→ REQUIREMENTS:
Quote the text about the orbital image of Eros below in full, word for word.

··· SELECTED EXTRACT ···

Jet Propulsion Laboratory https://www.jpl.nasa.gov/ May 7, 2000
This image of Eros, looking down over the north pole at one of its largest craters, was the first of an asteroid taken from an orbiting spacecraft, obtained by NASA's NEAR Shoemaker on Feb 14, 2000, immediately after the spacecraft's insertion into orbit.

This picture of Eros, the first of an asteroid taken from an orbiting spacecraft, is a mosaic of four images obtained by NEAR on February 14, 2000, immediately after the spacecraft's insertion into orbit. We are looking down over the north pole of Eros at one of the largest craters on the surface, which measures 4 miles (6 kilometers) across. Inside the crater walls are subtle variations in brightness that hint at some layering of the rock in which the crater formed. Narrow grooves that run parallel to the long axis of Eros cut through the southeastern part of the crater rim. A house-sized boulder is present near the floor of the crater; it appears to have rolled down the bowl-shaped crater wall. A large number of boulders is also present on other parts of the asteroid's surface. The surface of the asteroid is heavily cratered, indicating that Eros is relatively old.

··· SOURCE MATERIAL ···

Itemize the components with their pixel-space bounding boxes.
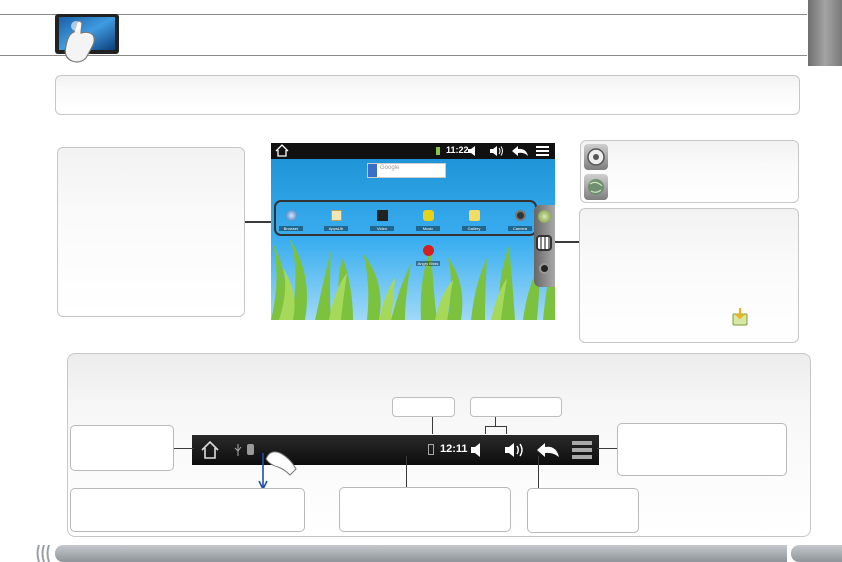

···

→ EXERCISE SOLUTION:
Jet Propulsion Laboratory https://www.jpl.nasa.gov/ May 7, 2000
This image of Eros, looking down over the north pole at one of its largest craters, was the first of an asteroid taken from an orbiting spacecraft, obtained by NASA's NEAR Shoemaker on Feb 14, 2000, immediately after the spacecraft's insertion into orbit.

This picture of Eros, the first of an asteroid taken from an orbiting spacecraft, is a mosaic of four images obtained by NEAR on February 14, 2000, immediately after the spacecraft's insertion into orbit. We are looking down over the north pole of Eros at one of the largest craters on the surface, which measures 4 miles (6 kilometers) across. Inside the crater walls are subtle variations in brightness that hint at some layering of the rock in which the crater formed. Narrow grooves that run parallel to the long axis of Eros cut through the southeastern part of the crater rim. A house-sized boulder is present near the floor of the crater; it appears to have rolled down the bowl-shaped crater wall. A large number of boulders is also present on other parts of the asteroid's surface. The surface of the asteroid is heavily cratered, indicating that Eros is relatively old.